REQUIRED TASK: Reproduce the lines below, substituting "Grid Size" for every occurrence of "Grid Spacing" and leaving everything else unchanged.
── EXTRACTED DATA
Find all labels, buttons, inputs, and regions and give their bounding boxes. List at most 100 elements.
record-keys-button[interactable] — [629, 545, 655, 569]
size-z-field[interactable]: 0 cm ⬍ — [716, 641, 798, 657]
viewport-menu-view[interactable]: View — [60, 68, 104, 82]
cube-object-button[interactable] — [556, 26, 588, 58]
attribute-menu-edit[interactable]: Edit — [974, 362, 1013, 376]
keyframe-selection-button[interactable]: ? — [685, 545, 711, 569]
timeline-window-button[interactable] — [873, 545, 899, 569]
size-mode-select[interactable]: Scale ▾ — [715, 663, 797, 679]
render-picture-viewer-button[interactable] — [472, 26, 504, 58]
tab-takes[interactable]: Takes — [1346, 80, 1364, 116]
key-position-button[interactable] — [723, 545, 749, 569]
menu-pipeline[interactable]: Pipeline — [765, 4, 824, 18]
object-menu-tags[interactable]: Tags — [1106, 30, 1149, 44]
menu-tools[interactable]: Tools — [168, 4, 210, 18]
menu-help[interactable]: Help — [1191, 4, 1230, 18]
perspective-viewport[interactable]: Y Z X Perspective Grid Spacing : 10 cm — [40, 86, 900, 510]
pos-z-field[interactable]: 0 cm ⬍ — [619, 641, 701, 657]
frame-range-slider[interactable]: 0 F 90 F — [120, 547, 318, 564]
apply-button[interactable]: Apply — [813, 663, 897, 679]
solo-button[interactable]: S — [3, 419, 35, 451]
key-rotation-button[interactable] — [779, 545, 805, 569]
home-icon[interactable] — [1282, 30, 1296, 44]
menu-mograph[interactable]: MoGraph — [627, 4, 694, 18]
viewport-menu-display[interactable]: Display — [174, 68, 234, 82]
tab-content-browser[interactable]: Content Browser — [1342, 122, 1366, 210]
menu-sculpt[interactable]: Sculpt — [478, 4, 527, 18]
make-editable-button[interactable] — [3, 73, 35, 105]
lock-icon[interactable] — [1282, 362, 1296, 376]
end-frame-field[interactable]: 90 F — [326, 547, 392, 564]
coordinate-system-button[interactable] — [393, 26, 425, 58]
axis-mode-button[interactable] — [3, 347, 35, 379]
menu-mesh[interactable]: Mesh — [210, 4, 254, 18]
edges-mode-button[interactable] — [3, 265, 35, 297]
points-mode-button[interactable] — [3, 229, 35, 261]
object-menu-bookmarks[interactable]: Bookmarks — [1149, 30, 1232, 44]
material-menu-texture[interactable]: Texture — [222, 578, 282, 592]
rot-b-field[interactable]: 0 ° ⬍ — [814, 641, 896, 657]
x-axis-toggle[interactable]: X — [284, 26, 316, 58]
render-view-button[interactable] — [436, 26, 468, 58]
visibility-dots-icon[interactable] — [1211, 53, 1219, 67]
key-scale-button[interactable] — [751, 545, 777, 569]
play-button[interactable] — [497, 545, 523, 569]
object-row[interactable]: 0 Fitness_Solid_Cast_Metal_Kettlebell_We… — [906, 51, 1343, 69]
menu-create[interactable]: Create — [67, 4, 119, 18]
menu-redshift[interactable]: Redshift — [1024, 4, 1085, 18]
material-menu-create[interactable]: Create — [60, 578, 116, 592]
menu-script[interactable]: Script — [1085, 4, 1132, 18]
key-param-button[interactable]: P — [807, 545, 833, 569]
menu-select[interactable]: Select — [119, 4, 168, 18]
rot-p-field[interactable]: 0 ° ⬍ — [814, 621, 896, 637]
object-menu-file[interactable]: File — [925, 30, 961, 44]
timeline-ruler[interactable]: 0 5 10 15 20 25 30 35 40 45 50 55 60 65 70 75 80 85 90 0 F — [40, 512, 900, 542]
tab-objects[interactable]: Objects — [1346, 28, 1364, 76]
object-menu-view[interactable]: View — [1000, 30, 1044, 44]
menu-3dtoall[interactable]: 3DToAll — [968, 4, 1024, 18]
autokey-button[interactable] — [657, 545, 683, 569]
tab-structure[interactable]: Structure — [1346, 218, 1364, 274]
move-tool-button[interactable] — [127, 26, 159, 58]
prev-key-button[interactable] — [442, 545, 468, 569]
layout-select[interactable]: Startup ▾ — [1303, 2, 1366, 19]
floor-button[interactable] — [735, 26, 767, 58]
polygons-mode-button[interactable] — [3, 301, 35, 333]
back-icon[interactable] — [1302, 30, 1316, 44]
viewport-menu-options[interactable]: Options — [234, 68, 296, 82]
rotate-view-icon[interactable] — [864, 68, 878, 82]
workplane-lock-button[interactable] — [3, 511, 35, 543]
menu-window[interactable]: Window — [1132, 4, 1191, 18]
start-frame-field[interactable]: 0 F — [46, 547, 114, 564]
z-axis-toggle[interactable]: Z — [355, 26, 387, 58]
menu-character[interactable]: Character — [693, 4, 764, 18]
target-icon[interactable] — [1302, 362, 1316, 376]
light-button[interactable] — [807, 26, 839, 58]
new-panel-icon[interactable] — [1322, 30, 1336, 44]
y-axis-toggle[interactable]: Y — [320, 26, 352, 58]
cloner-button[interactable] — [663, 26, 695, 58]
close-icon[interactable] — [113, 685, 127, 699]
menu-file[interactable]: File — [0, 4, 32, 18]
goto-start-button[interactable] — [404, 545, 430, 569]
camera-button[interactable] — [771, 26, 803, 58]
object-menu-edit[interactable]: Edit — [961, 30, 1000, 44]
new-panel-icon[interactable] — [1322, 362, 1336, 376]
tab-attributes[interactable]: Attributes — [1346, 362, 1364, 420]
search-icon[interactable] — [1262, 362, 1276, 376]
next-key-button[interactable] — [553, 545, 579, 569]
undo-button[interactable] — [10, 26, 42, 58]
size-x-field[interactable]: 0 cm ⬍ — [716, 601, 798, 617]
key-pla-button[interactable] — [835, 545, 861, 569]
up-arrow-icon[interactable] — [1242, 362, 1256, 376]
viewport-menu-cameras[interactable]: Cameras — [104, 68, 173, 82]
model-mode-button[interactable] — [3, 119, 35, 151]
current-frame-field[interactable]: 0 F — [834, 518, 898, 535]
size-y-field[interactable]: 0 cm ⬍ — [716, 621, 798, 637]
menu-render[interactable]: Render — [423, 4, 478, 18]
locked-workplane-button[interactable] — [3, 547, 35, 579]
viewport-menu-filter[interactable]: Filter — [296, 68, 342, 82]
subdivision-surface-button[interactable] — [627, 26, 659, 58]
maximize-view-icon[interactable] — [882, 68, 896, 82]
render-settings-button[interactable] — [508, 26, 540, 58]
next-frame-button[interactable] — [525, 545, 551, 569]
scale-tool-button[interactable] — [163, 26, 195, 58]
────
WRITTEN SOLUTION:
Find all labels, buttons, inputs, and regions and give their bounding boxes. List at most 100 elements.
record-keys-button[interactable] — [629, 545, 655, 569]
size-z-field[interactable]: 0 cm ⬍ — [716, 641, 798, 657]
viewport-menu-view[interactable]: View — [60, 68, 104, 82]
cube-object-button[interactable] — [556, 26, 588, 58]
attribute-menu-edit[interactable]: Edit — [974, 362, 1013, 376]
keyframe-selection-button[interactable]: ? — [685, 545, 711, 569]
timeline-window-button[interactable] — [873, 545, 899, 569]
size-mode-select[interactable]: Scale ▾ — [715, 663, 797, 679]
render-picture-viewer-button[interactable] — [472, 26, 504, 58]
tab-takes[interactable]: Takes — [1346, 80, 1364, 116]
key-position-button[interactable] — [723, 545, 749, 569]
menu-pipeline[interactable]: Pipeline — [765, 4, 824, 18]
object-menu-tags[interactable]: Tags — [1106, 30, 1149, 44]
menu-tools[interactable]: Tools — [168, 4, 210, 18]
menu-help[interactable]: Help — [1191, 4, 1230, 18]
perspective-viewport[interactable]: Y Z X Perspective Grid Size : 10 cm — [40, 86, 900, 510]
pos-z-field[interactable]: 0 cm ⬍ — [619, 641, 701, 657]
frame-range-slider[interactable]: 0 F 90 F — [120, 547, 318, 564]
apply-button[interactable]: Apply — [813, 663, 897, 679]
solo-button[interactable]: S — [3, 419, 35, 451]
key-rotation-button[interactable] — [779, 545, 805, 569]
home-icon[interactable] — [1282, 30, 1296, 44]
menu-mograph[interactable]: MoGraph — [627, 4, 694, 18]
viewport-menu-display[interactable]: Display — [174, 68, 234, 82]
tab-content-browser[interactable]: Content Browser — [1342, 122, 1366, 210]
menu-sculpt[interactable]: Sculpt — [478, 4, 527, 18]
make-editable-button[interactable] — [3, 73, 35, 105]
lock-icon[interactable] — [1282, 362, 1296, 376]
end-frame-field[interactable]: 90 F — [326, 547, 392, 564]
coordinate-system-button[interactable] — [393, 26, 425, 58]
axis-mode-button[interactable] — [3, 347, 35, 379]
menu-mesh[interactable]: Mesh — [210, 4, 254, 18]
edges-mode-button[interactable] — [3, 265, 35, 297]
points-mode-button[interactable] — [3, 229, 35, 261]
object-menu-bookmarks[interactable]: Bookmarks — [1149, 30, 1232, 44]
material-menu-texture[interactable]: Texture — [222, 578, 282, 592]
rot-b-field[interactable]: 0 ° ⬍ — [814, 641, 896, 657]
x-axis-toggle[interactable]: X — [284, 26, 316, 58]
render-view-button[interactable] — [436, 26, 468, 58]
visibility-dots-icon[interactable] — [1211, 53, 1219, 67]
key-scale-button[interactable] — [751, 545, 777, 569]
play-button[interactable] — [497, 545, 523, 569]
object-row[interactable]: 0 Fitness_Solid_Cast_Metal_Kettlebell_We… — [906, 51, 1343, 69]
menu-create[interactable]: Create — [67, 4, 119, 18]
menu-redshift[interactable]: Redshift — [1024, 4, 1085, 18]
material-menu-create[interactable]: Create — [60, 578, 116, 592]
menu-script[interactable]: Script — [1085, 4, 1132, 18]
key-param-button[interactable]: P — [807, 545, 833, 569]
menu-select[interactable]: Select — [119, 4, 168, 18]
rot-p-field[interactable]: 0 ° ⬍ — [814, 621, 896, 637]
object-menu-file[interactable]: File — [925, 30, 961, 44]
timeline-ruler[interactable]: 0 5 10 15 20 25 30 35 40 45 50 55 60 65 70 75 80 85 90 0 F — [40, 512, 900, 542]
tab-objects[interactable]: Objects — [1346, 28, 1364, 76]
object-menu-view[interactable]: View — [1000, 30, 1044, 44]
menu-3dtoall[interactable]: 3DToAll — [968, 4, 1024, 18]
autokey-button[interactable] — [657, 545, 683, 569]
tab-structure[interactable]: Structure — [1346, 218, 1364, 274]
move-tool-button[interactable] — [127, 26, 159, 58]
prev-key-button[interactable] — [442, 545, 468, 569]
layout-select[interactable]: Startup ▾ — [1303, 2, 1366, 19]
floor-button[interactable] — [735, 26, 767, 58]
polygons-mode-button[interactable] — [3, 301, 35, 333]
back-icon[interactable] — [1302, 30, 1316, 44]
viewport-menu-options[interactable]: Options — [234, 68, 296, 82]
rotate-view-icon[interactable] — [864, 68, 878, 82]
workplane-lock-button[interactable] — [3, 511, 35, 543]
menu-window[interactable]: Window — [1132, 4, 1191, 18]
start-frame-field[interactable]: 0 F — [46, 547, 114, 564]
z-axis-toggle[interactable]: Z — [355, 26, 387, 58]
menu-character[interactable]: Character — [693, 4, 764, 18]
target-icon[interactable] — [1302, 362, 1316, 376]
light-button[interactable] — [807, 26, 839, 58]
new-panel-icon[interactable] — [1322, 30, 1336, 44]
y-axis-toggle[interactable]: Y — [320, 26, 352, 58]
cloner-button[interactable] — [663, 26, 695, 58]
close-icon[interactable] — [113, 685, 127, 699]
menu-file[interactable]: File — [0, 4, 32, 18]
goto-start-button[interactable] — [404, 545, 430, 569]
camera-button[interactable] — [771, 26, 803, 58]
object-menu-edit[interactable]: Edit — [961, 30, 1000, 44]
new-panel-icon[interactable] — [1322, 362, 1336, 376]
tab-attributes[interactable]: Attributes — [1346, 362, 1364, 420]
search-icon[interactable] — [1262, 362, 1276, 376]
next-key-button[interactable] — [553, 545, 579, 569]
undo-button[interactable] — [10, 26, 42, 58]
size-x-field[interactable]: 0 cm ⬍ — [716, 601, 798, 617]
key-pla-button[interactable] — [835, 545, 861, 569]
up-arrow-icon[interactable] — [1242, 362, 1256, 376]
viewport-menu-cameras[interactable]: Cameras — [104, 68, 173, 82]
model-mode-button[interactable] — [3, 119, 35, 151]
current-frame-field[interactable]: 0 F — [834, 518, 898, 535]
size-y-field[interactable]: 0 cm ⬍ — [716, 621, 798, 637]
menu-render[interactable]: Render — [423, 4, 478, 18]
locked-workplane-button[interactable] — [3, 547, 35, 579]
viewport-menu-filter[interactable]: Filter — [296, 68, 342, 82]
subdivision-surface-button[interactable] — [627, 26, 659, 58]
maximize-view-icon[interactable] — [882, 68, 896, 82]
render-settings-button[interactable] — [508, 26, 540, 58]
next-frame-button[interactable] — [525, 545, 551, 569]
scale-tool-button[interactable] — [163, 26, 195, 58]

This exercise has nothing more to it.